> [WHAT IS REQUIRED] Please copy the lines below verbatim, leaving out the pictures.

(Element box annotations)
+---+
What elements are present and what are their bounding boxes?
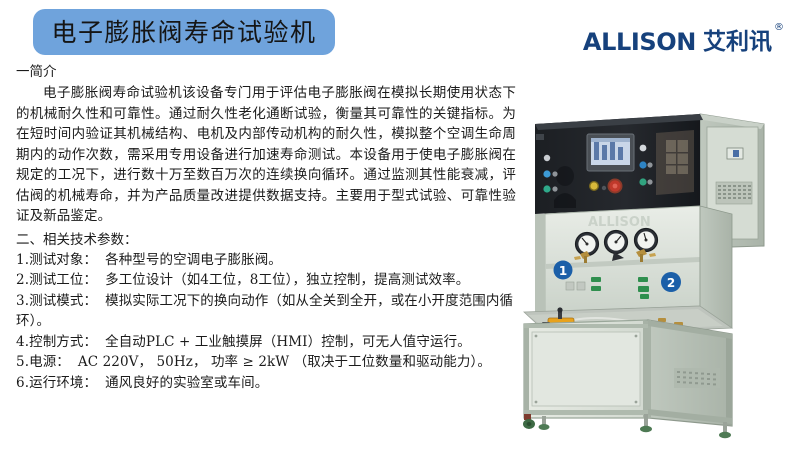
specs-list: 1.测试对象：各种型号的空调电子膨胀阀。 2.测试工位：多工位设计（如4工位，8… [16, 250, 516, 394]
screw-icon [535, 401, 538, 404]
base-vent-grille-icon [674, 368, 720, 388]
spec-number: 5. [16, 354, 29, 370]
page-title-banner: 电子膨胀阀寿命试验机 [33, 9, 335, 55]
pressure-gauge [605, 231, 628, 254]
bench-left-edge [535, 214, 545, 318]
list-item: 5.电源：AC 220V， 50Hz， 功率 ≥ 2kW （取决于工位数量和驱动… [16, 352, 516, 373]
frame-upright [524, 324, 529, 418]
spec-label: 控制方式： [29, 334, 97, 350]
frame-rail [524, 324, 648, 328]
spec-label: 测试对象： [29, 252, 97, 268]
spec-number: 1. [16, 252, 29, 268]
specs-heading: 二、相关技术参数： [16, 230, 516, 250]
spec-value: AC 220V， 50Hz， 功率 ≥ 2kW （取决于工位数量和驱动能力）。 [78, 354, 491, 370]
content-text-column: 一简介 电子膨胀阀寿命试验机该设备专门用于评估电子膨胀阀在模拟长期使用状态下的机… [16, 62, 516, 393]
panel-reflection [656, 130, 694, 195]
hmi-touchscreen[interactable] [587, 134, 634, 171]
spec-number: 6. [16, 375, 29, 391]
page-title: 电子膨胀阀寿命试验机 [51, 20, 316, 45]
intro-paragraph: 电子膨胀阀寿命试验机该设备专门用于评估电子膨胀阀在模拟长期使用状态下的机械耐久性… [16, 83, 516, 227]
spec-value: 多工位设计（如4工位，8工位），独立控制，提高测试效率。 [105, 272, 469, 288]
screw-icon [635, 335, 638, 338]
spec-label: 测试模式： [29, 293, 97, 309]
frame-rail [524, 410, 648, 415]
slide-page: 电子膨胀阀寿命试验机 ALLISON 艾利讯 ® 一简介 电子膨胀阀寿命试验机该… [0, 0, 800, 450]
intro-heading: 一简介 [16, 62, 516, 82]
breaker-panel-icon[interactable] [727, 148, 743, 159]
registered-trademark-icon: ® [774, 23, 784, 33]
frame-upright [643, 320, 651, 418]
spec-value: 各种型号的空调电子膨胀阀。 [105, 252, 282, 268]
list-item: 6.运行环境：通风良好的实验室或车间。 [16, 373, 516, 394]
reset-button[interactable] [602, 186, 606, 190]
pressure-gauge [635, 229, 658, 252]
base-cabinet [524, 320, 732, 426]
frame-upright [726, 333, 732, 426]
spec-label: 电源： [29, 354, 70, 370]
list-item: 1.测试对象：各种型号的空调电子膨胀阀。 [16, 250, 516, 271]
bench-brand-watermark: ALLISON [588, 215, 651, 230]
brand-logo: ALLISON 艾利讯 ® [583, 29, 784, 55]
spec-number: 2. [16, 272, 29, 288]
list-item: 2.测试工位：多工位设计（如4工位，8工位），独立控制，提高测试效率。 [16, 270, 516, 291]
brand-name-chinese: 艾利讯 [703, 29, 772, 55]
emergency-stop-button[interactable] [608, 179, 623, 194]
screw-icon [535, 335, 538, 338]
list-item: 4.控制方式：全自动PLC + 工业触摸屏（HMI）控制，可无人值守运行。 [16, 332, 516, 353]
start-button[interactable] [589, 181, 599, 191]
machine-photo: ALLISON [518, 96, 800, 444]
vent-grille-icon [716, 182, 752, 204]
station-badge-2: 2 [661, 272, 681, 292]
spec-number: 4. [16, 334, 29, 350]
brand-name-english: ALLISON [583, 29, 696, 55]
spec-label: 运行环境： [29, 375, 97, 391]
base-cabinet-door[interactable] [532, 332, 640, 406]
spec-value: 全自动PLC + 工业触摸屏（HMI）控制，可无人值守运行。 [105, 334, 471, 350]
screw-icon [635, 401, 638, 404]
station-badge-label: 2 [667, 276, 675, 290]
station-badge-label: 1 [559, 264, 567, 278]
spec-value: 通风良好的实验室或车间。 [105, 375, 268, 391]
spec-label: 测试工位： [29, 272, 97, 288]
station-badge-1: 1 [554, 261, 573, 280]
list-item: 3.测试模式：模拟实际工况下的换向动作（如从全关到全开，或在小开度范围内循环）。 [16, 291, 516, 332]
spec-number: 3. [16, 293, 29, 309]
+---+
> [SOLUTION]
What elements are present and what are their bounding boxes?
specs-list: 1.测试对象：各种型号的空调电子膨胀阀。 2.测试工位：多工位设计（如4工位，8… [16, 250, 516, 394]
screw-icon [535, 401, 538, 404]
base-vent-grille-icon [674, 368, 720, 388]
spec-number: 5. [16, 354, 29, 370]
page-title-banner: 电子膨胀阀寿命试验机 [33, 9, 335, 55]
pressure-gauge [605, 231, 628, 254]
bench-left-edge [535, 214, 545, 318]
list-item: 5.电源：AC 220V， 50Hz， 功率 ≥ 2kW （取决于工位数量和驱动… [16, 352, 516, 373]
frame-upright [524, 324, 529, 418]
spec-label: 控制方式： [29, 334, 97, 350]
frame-rail [524, 324, 648, 328]
spec-label: 测试对象： [29, 252, 97, 268]
spec-number: 1. [16, 252, 29, 268]
specs-heading: 二、相关技术参数： [16, 230, 516, 250]
spec-value: AC 220V， 50Hz， 功率 ≥ 2kW （取决于工位数量和驱动能力）。 [78, 354, 491, 370]
content-text-column: 一简介 电子膨胀阀寿命试验机该设备专门用于评估电子膨胀阀在模拟长期使用状态下的机… [16, 62, 516, 393]
panel-reflection [656, 130, 694, 195]
hmi-touchscreen[interactable] [587, 134, 634, 171]
spec-number: 6. [16, 375, 29, 391]
page-title: 电子膨胀阀寿命试验机 [51, 20, 316, 45]
intro-paragraph: 电子膨胀阀寿命试验机该设备专门用于评估电子膨胀阀在模拟长期使用状态下的机械耐久性… [16, 83, 516, 227]
spec-value: 多工位设计（如4工位，8工位），独立控制，提高测试效率。 [105, 272, 469, 288]
screw-icon [635, 335, 638, 338]
spec-label: 测试模式： [29, 293, 97, 309]
frame-rail [524, 410, 648, 415]
slide-page: 电子膨胀阀寿命试验机 ALLISON 艾利讯 ® 一简介 电子膨胀阀寿命试验机该… [0, 0, 800, 450]
intro-heading: 一简介 [16, 62, 516, 82]
breaker-panel-icon[interactable] [727, 148, 743, 159]
registered-trademark-icon: ® [774, 23, 784, 33]
frame-upright [643, 320, 651, 418]
spec-value: 各种型号的空调电子膨胀阀。 [105, 252, 282, 268]
list-item: 6.运行环境：通风良好的实验室或车间。 [16, 373, 516, 394]
reset-button[interactable] [602, 186, 606, 190]
pressure-gauge [635, 229, 658, 252]
base-cabinet [524, 320, 732, 426]
frame-upright [726, 333, 732, 426]
spec-label: 电源： [29, 354, 70, 370]
list-item: 1.测试对象：各种型号的空调电子膨胀阀。 [16, 250, 516, 271]
bench-brand-watermark: ALLISON [588, 215, 651, 230]
brand-logo: ALLISON 艾利讯 ® [583, 29, 784, 55]
spec-number: 2. [16, 272, 29, 288]
list-item: 2.测试工位：多工位设计（如4工位，8工位），独立控制，提高测试效率。 [16, 270, 516, 291]
brand-name-chinese: 艾利讯 [703, 29, 772, 55]
emergency-stop-button[interactable] [608, 179, 623, 194]
screw-icon [535, 335, 538, 338]
list-item: 4.控制方式：全自动PLC + 工业触摸屏（HMI）控制，可无人值守运行。 [16, 332, 516, 353]
start-button[interactable] [589, 181, 599, 191]
machine-photo: ALLISON [518, 96, 800, 444]
vent-grille-icon [716, 182, 752, 204]
station-badge-2: 2 [661, 272, 681, 292]
spec-number: 4. [16, 334, 29, 350]
brand-name-english: ALLISON [583, 29, 696, 55]
spec-label: 运行环境： [29, 375, 97, 391]
base-cabinet-door[interactable] [532, 332, 640, 406]
spec-value: 全自动PLC + 工业触摸屏（HMI）控制，可无人值守运行。 [105, 334, 471, 350]
screw-icon [635, 401, 638, 404]
station-badge-label: 2 [667, 276, 675, 290]
station-badge-label: 1 [559, 264, 567, 278]
spec-value: 通风良好的实验室或车间。 [105, 375, 268, 391]
spec-label: 测试工位： [29, 272, 97, 288]
station-badge-1: 1 [554, 261, 573, 280]
list-item: 3.测试模式：模拟实际工况下的换向动作（如从全关到全开，或在小开度范围内循环）。 [16, 291, 516, 332]
spec-number: 3. [16, 293, 29, 309]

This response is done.